Lift out all lines below that contain "JSON".

====== Data provided

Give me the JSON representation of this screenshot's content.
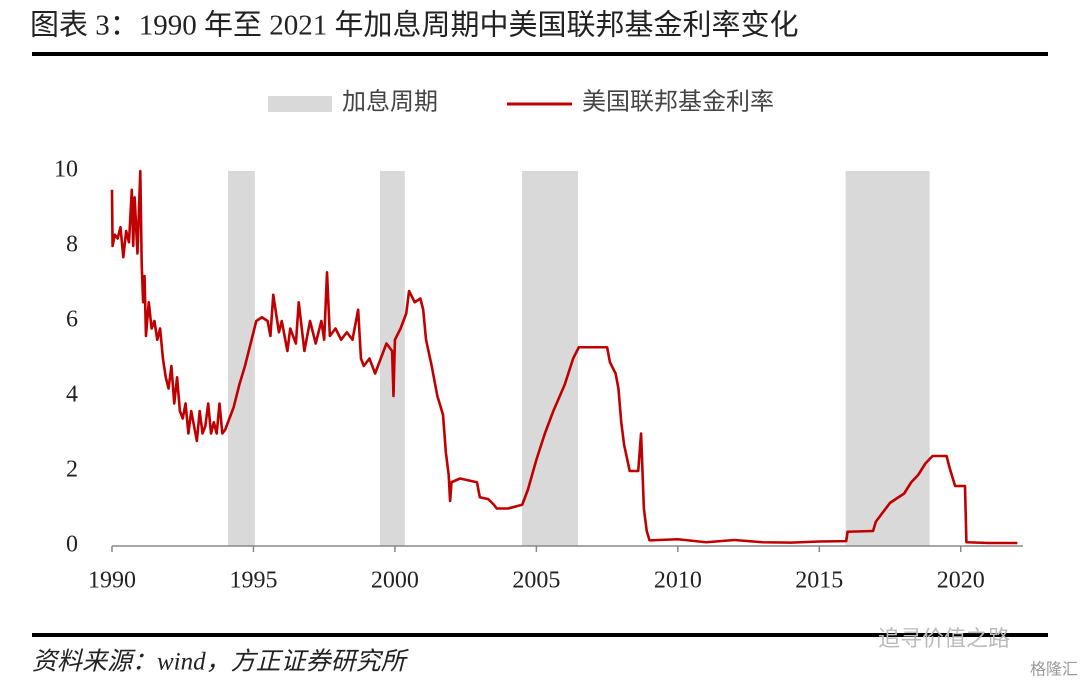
{
  "chart_data": {
    "type": "line",
    "title": "图表 3：1990 年至 2021 年加息周期中美国联邦基金利率变化",
    "source": "资料来源：wind，方正证券研究所",
    "watermark": "追寻价值之路",
    "watermark2": "格隆汇",
    "xlim": [
      1990,
      2022.2
    ],
    "xticks": [
      1990,
      1995,
      2000,
      2005,
      2010,
      2015,
      2020
    ],
    "ylim": [
      0,
      10
    ],
    "yticks": [
      0,
      2,
      4,
      6,
      8,
      10
    ],
    "bands": {
      "name": "加息周期",
      "color": "#d9d9d9",
      "ranges": [
        [
          1994.1,
          1995.05
        ],
        [
          1999.47,
          2000.35
        ],
        [
          2004.49,
          2006.47
        ],
        [
          2015.93,
          2018.9
        ]
      ]
    },
    "series": [
      {
        "name": "美国联邦基金利率",
        "color": "#c00000",
        "x": [
          1990.0,
          1990.02,
          1990.1,
          1990.2,
          1990.3,
          1990.4,
          1990.5,
          1990.6,
          1990.7,
          1990.75,
          1990.8,
          1990.9,
          1991.0,
          1991.05,
          1991.1,
          1991.15,
          1991.2,
          1991.3,
          1991.4,
          1991.5,
          1991.6,
          1991.7,
          1991.8,
          1991.9,
          1992.0,
          1992.1,
          1992.2,
          1992.3,
          1992.4,
          1992.5,
          1992.6,
          1992.7,
          1992.8,
          1992.9,
          1993.0,
          1993.1,
          1993.2,
          1993.3,
          1993.4,
          1993.5,
          1993.6,
          1993.7,
          1993.8,
          1993.9,
          1994.0,
          1994.1,
          1994.3,
          1994.5,
          1994.7,
          1994.9,
          1995.1,
          1995.3,
          1995.5,
          1995.6,
          1995.7,
          1995.9,
          1996.0,
          1996.2,
          1996.3,
          1996.5,
          1996.6,
          1996.8,
          1997.0,
          1997.2,
          1997.4,
          1997.5,
          1997.6,
          1997.7,
          1997.9,
          1998.1,
          1998.3,
          1998.5,
          1998.7,
          1998.8,
          1998.9,
          1999.1,
          1999.3,
          1999.5,
          1999.7,
          1999.9,
          1999.95,
          2000.0,
          2000.2,
          2000.4,
          2000.5,
          2000.7,
          2000.9,
          2001.0,
          2001.1,
          2001.3,
          2001.5,
          2001.7,
          2001.8,
          2001.9,
          2001.95,
          2002.0,
          2002.3,
          2002.6,
          2002.9,
          2003.0,
          2003.3,
          2003.5,
          2003.6,
          2004.0,
          2004.5,
          2004.7,
          2005.0,
          2005.3,
          2005.6,
          2006.0,
          2006.3,
          2006.5,
          2007.0,
          2007.5,
          2007.6,
          2007.8,
          2007.9,
          2008.0,
          2008.1,
          2008.3,
          2008.6,
          2008.7,
          2008.8,
          2008.9,
          2009.0,
          2010.0,
          2011.0,
          2012.0,
          2013.0,
          2014.0,
          2015.0,
          2015.95,
          2016.0,
          2016.9,
          2017.0,
          2017.25,
          2017.5,
          2018.0,
          2018.25,
          2018.5,
          2018.75,
          2019.0,
          2019.5,
          2019.6,
          2019.8,
          2020.15,
          2020.2,
          2021.0,
          2022.0
        ],
        "values": [
          9.5,
          8.0,
          8.3,
          8.2,
          8.5,
          7.7,
          8.4,
          8.1,
          9.5,
          8.0,
          9.3,
          7.8,
          10.0,
          7.5,
          6.5,
          7.2,
          5.6,
          6.5,
          5.8,
          6.0,
          5.5,
          5.8,
          5.0,
          4.5,
          4.2,
          4.8,
          3.8,
          4.5,
          3.6,
          3.4,
          3.8,
          3.0,
          3.6,
          3.2,
          2.8,
          3.6,
          3.0,
          3.2,
          3.8,
          3.0,
          3.3,
          3.0,
          3.8,
          3.0,
          3.1,
          3.3,
          3.7,
          4.3,
          4.8,
          5.4,
          6.0,
          6.1,
          6.0,
          5.6,
          6.7,
          5.7,
          6.0,
          5.2,
          5.8,
          5.4,
          6.5,
          5.2,
          6.0,
          5.4,
          6.0,
          5.5,
          7.3,
          5.6,
          5.8,
          5.5,
          5.7,
          5.5,
          6.3,
          5.0,
          4.8,
          5.0,
          4.6,
          5.0,
          5.4,
          5.2,
          4.0,
          5.5,
          5.8,
          6.2,
          6.8,
          6.5,
          6.6,
          6.3,
          5.5,
          4.8,
          4.0,
          3.5,
          2.5,
          1.9,
          1.2,
          1.7,
          1.8,
          1.75,
          1.7,
          1.3,
          1.25,
          1.1,
          1.0,
          1.0,
          1.1,
          1.5,
          2.3,
          3.0,
          3.6,
          4.3,
          5.0,
          5.3,
          5.3,
          5.3,
          4.9,
          4.6,
          4.2,
          3.3,
          2.7,
          2.0,
          2.0,
          3.0,
          1.0,
          0.4,
          0.15,
          0.18,
          0.1,
          0.16,
          0.1,
          0.09,
          0.12,
          0.13,
          0.38,
          0.4,
          0.65,
          0.9,
          1.15,
          1.4,
          1.7,
          1.9,
          2.2,
          2.4,
          2.4,
          2.1,
          1.6,
          1.6,
          0.1,
          0.08,
          0.08
        ]
      }
    ]
  }
}
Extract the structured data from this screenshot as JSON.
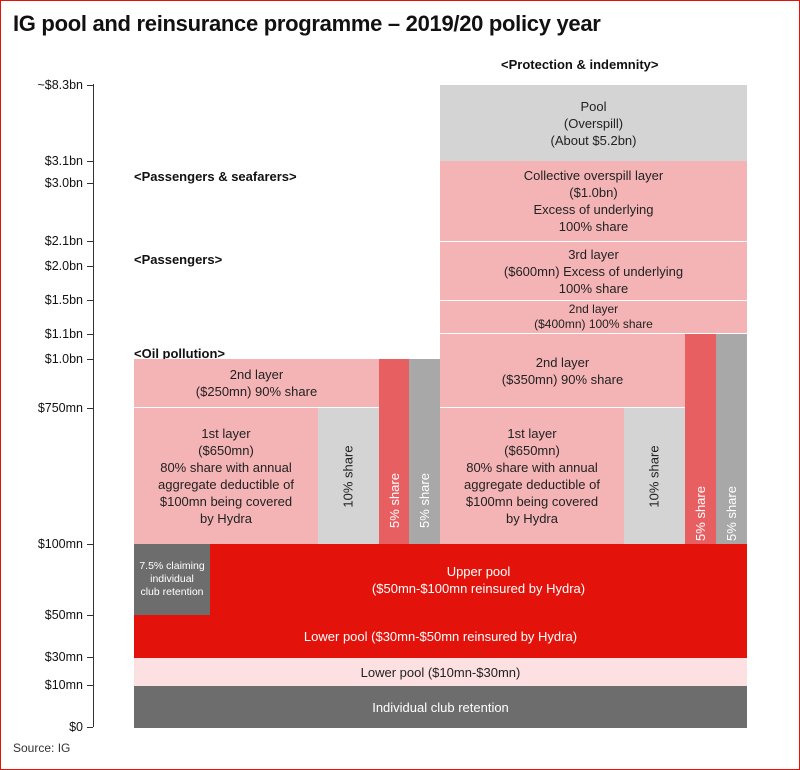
{
  "title": "IG pool and reinsurance programme – 2019/20 policy year",
  "source": "Source: IG",
  "y_axis_labels": [
    "~$8.3bn",
    "$3.1bn",
    "$3.0bn",
    "$2.1bn",
    "$2.0bn",
    "$1.5bn",
    "$1.1bn",
    "$1.0bn",
    "$750mn",
    "$100mn",
    "$50mn",
    "$30mn",
    "$10mn",
    "$0"
  ],
  "section_headers": {
    "protection": "<Protection & indemnity>",
    "passengers_seafarers": "<Passengers & seafarers>",
    "passengers": "<Passengers>",
    "oil": "<Oil pollution>"
  },
  "blocks": {
    "individual_retention": "Individual club retention",
    "lower_pool_10_30": "Lower pool ($10mn-$30mn)",
    "lower_pool_30_50": "Lower pool ($30mn-$50mn reinsured by Hydra)",
    "claiming_retention": "7.5% claiming\nindividual\nclub retention",
    "upper_pool": "Upper pool\n($50mn-$100mn reinsured by Hydra)",
    "first_layer": "1st layer\n($650mn)\n80% share with annual\naggregate deductible of\n$100mn being covered\nby Hydra",
    "share_10": "10% share",
    "share_5": "5% share",
    "oil_second_layer": "2nd layer\n($250mn) 90% share",
    "pi_second_layer_350": "2nd layer\n($350mn) 90% share",
    "pi_second_layer_400": "2nd layer\n($400mn) 100% share",
    "third_layer": "3rd layer\n($600mn) Excess of underlying\n100% share",
    "collective_overspill": "Collective overspill layer\n($1.0bn)\nExcess of underlying\n100% share",
    "pool_overspill": "Pool\n(Overspill)\n(About $5.2bn)"
  },
  "colors": {
    "red": "#e3120b",
    "pink": "#f4b4b6",
    "light_pink": "#fde0e1",
    "dark_red": "#e85f62",
    "grey": "#a8a8a8",
    "light_grey": "#d4d4d4",
    "dark_grey": "#6d6d6d"
  }
}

============

### Output of the task
Give me the JSON representation of this screenshot's content.
Extract the structured data from this screenshot as JSON.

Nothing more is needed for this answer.